RECORDED INFORMATION –
--------------------

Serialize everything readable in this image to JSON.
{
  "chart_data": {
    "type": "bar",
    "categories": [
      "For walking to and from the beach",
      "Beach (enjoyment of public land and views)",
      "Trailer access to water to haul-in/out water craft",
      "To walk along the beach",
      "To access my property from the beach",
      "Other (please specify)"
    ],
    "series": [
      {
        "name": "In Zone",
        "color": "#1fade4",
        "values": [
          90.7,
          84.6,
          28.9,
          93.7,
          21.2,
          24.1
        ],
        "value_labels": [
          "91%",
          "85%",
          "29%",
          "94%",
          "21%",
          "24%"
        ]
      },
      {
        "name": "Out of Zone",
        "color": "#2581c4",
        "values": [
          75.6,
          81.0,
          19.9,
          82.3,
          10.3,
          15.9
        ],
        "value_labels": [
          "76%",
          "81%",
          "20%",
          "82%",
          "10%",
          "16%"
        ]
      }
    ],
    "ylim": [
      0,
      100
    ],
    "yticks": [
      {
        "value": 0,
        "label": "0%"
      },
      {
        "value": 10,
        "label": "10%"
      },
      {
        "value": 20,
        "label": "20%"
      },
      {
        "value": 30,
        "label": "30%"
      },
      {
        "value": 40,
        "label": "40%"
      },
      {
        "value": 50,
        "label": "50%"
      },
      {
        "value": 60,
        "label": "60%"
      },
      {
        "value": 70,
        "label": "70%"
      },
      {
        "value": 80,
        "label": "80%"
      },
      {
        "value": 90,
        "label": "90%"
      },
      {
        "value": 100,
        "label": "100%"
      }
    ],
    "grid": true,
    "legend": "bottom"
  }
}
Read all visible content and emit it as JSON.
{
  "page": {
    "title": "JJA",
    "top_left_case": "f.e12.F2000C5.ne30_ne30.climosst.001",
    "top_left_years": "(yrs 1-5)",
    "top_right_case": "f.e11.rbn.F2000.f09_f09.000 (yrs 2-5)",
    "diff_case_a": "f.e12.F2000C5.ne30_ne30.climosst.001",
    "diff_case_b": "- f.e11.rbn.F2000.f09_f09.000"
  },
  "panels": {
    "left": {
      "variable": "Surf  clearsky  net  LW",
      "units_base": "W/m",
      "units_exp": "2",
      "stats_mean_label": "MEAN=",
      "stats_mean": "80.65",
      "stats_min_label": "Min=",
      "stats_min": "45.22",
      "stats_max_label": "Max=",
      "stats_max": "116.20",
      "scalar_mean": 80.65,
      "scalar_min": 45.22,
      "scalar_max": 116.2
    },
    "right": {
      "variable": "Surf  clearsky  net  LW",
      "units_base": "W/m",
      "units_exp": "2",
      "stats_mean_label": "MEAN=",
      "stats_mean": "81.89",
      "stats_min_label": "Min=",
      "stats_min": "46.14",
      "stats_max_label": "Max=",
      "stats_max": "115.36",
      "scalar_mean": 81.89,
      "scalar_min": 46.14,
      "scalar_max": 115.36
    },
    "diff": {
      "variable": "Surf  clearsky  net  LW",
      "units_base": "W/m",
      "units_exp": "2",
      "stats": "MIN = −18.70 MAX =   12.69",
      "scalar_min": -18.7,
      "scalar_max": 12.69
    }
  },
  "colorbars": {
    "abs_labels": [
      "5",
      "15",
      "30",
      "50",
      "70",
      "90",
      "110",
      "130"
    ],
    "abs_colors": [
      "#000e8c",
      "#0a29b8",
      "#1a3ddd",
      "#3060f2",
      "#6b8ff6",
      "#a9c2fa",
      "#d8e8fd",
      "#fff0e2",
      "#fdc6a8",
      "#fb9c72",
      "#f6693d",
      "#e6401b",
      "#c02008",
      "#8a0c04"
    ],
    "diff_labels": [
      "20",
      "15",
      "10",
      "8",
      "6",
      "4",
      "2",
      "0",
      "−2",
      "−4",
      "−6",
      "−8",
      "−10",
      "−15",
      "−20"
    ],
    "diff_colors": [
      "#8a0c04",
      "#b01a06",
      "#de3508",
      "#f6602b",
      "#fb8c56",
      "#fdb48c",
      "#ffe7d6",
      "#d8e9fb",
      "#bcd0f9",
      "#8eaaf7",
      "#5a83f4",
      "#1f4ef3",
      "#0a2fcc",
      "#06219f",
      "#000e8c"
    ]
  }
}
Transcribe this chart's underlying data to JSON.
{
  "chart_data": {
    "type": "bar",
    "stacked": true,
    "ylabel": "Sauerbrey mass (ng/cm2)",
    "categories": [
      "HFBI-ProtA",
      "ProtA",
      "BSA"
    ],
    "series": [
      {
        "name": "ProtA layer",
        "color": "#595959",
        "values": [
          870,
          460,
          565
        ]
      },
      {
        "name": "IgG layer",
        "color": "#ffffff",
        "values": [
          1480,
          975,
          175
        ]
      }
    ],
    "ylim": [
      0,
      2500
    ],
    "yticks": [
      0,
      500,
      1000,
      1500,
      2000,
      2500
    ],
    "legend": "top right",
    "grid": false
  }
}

--------------------

BRIEF – Can you give every line above again, exactly as written?

CORRECT RESPONSE –
Serialize everything readable in this image to JSON.
{
  "chart_data": {
    "type": "bar",
    "categories": [
      "For walking to and from the beach",
      "Beach (enjoyment of public land and views)",
      "Trailer access to water to haul-in/out water craft",
      "To walk along the beach",
      "To access my property from the beach",
      "Other (please specify)"
    ],
    "series": [
      {
        "name": "In Zone",
        "color": "#1fade4",
        "values": [
          90.7,
          84.6,
          28.9,
          93.7,
          21.2,
          24.1
        ],
        "value_labels": [
          "91%",
          "85%",
          "29%",
          "94%",
          "21%",
          "24%"
        ]
      },
      {
        "name": "Out of Zone",
        "color": "#2581c4",
        "values": [
          75.6,
          81.0,
          19.9,
          82.3,
          10.3,
          15.9
        ],
        "value_labels": [
          "76%",
          "81%",
          "20%",
          "82%",
          "10%",
          "16%"
        ]
      }
    ],
    "ylim": [
      0,
      100
    ],
    "yticks": [
      {
        "value": 0,
        "label": "0%"
      },
      {
        "value": 10,
        "label": "10%"
      },
      {
        "value": 20,
        "label": "20%"
      },
      {
        "value": 30,
        "label": "30%"
      },
      {
        "value": 40,
        "label": "40%"
      },
      {
        "value": 50,
        "label": "50%"
      },
      {
        "value": 60,
        "label": "60%"
      },
      {
        "value": 70,
        "label": "70%"
      },
      {
        "value": 80,
        "label": "80%"
      },
      {
        "value": 90,
        "label": "90%"
      },
      {
        "value": 100,
        "label": "100%"
      }
    ],
    "grid": true,
    "legend": "bottom"
  }
}
Read all visible content and emit it as JSON.
{
  "page": {
    "title": "JJA",
    "top_left_case": "f.e12.F2000C5.ne30_ne30.climosst.001",
    "top_left_years": "(yrs 1-5)",
    "top_right_case": "f.e11.rbn.F2000.f09_f09.000 (yrs 2-5)",
    "diff_case_a": "f.e12.F2000C5.ne30_ne30.climosst.001",
    "diff_case_b": "- f.e11.rbn.F2000.f09_f09.000"
  },
  "panels": {
    "left": {
      "variable": "Surf  clearsky  net  LW",
      "units_base": "W/m",
      "units_exp": "2",
      "stats_mean_label": "MEAN=",
      "stats_mean": "80.65",
      "stats_min_label": "Min=",
      "stats_min": "45.22",
      "stats_max_label": "Max=",
      "stats_max": "116.20",
      "scalar_mean": 80.65,
      "scalar_min": 45.22,
      "scalar_max": 116.2
    },
    "right": {
      "variable": "Surf  clearsky  net  LW",
      "units_base": "W/m",
      "units_exp": "2",
      "stats_mean_label": "MEAN=",
      "stats_mean": "81.89",
      "stats_min_label": "Min=",
      "stats_min": "46.14",
      "stats_max_label": "Max=",
      "stats_max": "115.36",
      "scalar_mean": 81.89,
      "scalar_min": 46.14,
      "scalar_max": 115.36
    },
    "diff": {
      "variable": "Surf  clearsky  net  LW",
      "units_base": "W/m",
      "units_exp": "2",
      "stats": "MIN = −18.70 MAX =   12.69",
      "scalar_min": -18.7,
      "scalar_max": 12.69
    }
  },
  "colorbars": {
    "abs_labels": [
      "5",
      "15",
      "30",
      "50",
      "70",
      "90",
      "110",
      "130"
    ],
    "abs_colors": [
      "#000e8c",
      "#0a29b8",
      "#1a3ddd",
      "#3060f2",
      "#6b8ff6",
      "#a9c2fa",
      "#d8e8fd",
      "#fff0e2",
      "#fdc6a8",
      "#fb9c72",
      "#f6693d",
      "#e6401b",
      "#c02008",
      "#8a0c04"
    ],
    "diff_labels": [
      "20",
      "15",
      "10",
      "8",
      "6",
      "4",
      "2",
      "0",
      "−2",
      "−4",
      "−6",
      "−8",
      "−10",
      "−15",
      "−20"
    ],
    "diff_colors": [
      "#8a0c04",
      "#b01a06",
      "#de3508",
      "#f6602b",
      "#fb8c56",
      "#fdb48c",
      "#ffe7d6",
      "#d8e9fb",
      "#bcd0f9",
      "#8eaaf7",
      "#5a83f4",
      "#1f4ef3",
      "#0a2fcc",
      "#06219f",
      "#000e8c"
    ]
  }
}
Transcribe this chart's underlying data to JSON.
{
  "chart_data": {
    "type": "bar",
    "stacked": true,
    "ylabel": "Sauerbrey mass (ng/cm2)",
    "categories": [
      "HFBI-ProtA",
      "ProtA",
      "BSA"
    ],
    "series": [
      {
        "name": "ProtA layer",
        "color": "#595959",
        "values": [
          870,
          460,
          565
        ]
      },
      {
        "name": "IgG layer",
        "color": "#ffffff",
        "values": [
          1480,
          975,
          175
        ]
      }
    ],
    "ylim": [
      0,
      2500
    ],
    "yticks": [
      0,
      500,
      1000,
      1500,
      2000,
      2500
    ],
    "legend": "top right",
    "grid": false
  }
}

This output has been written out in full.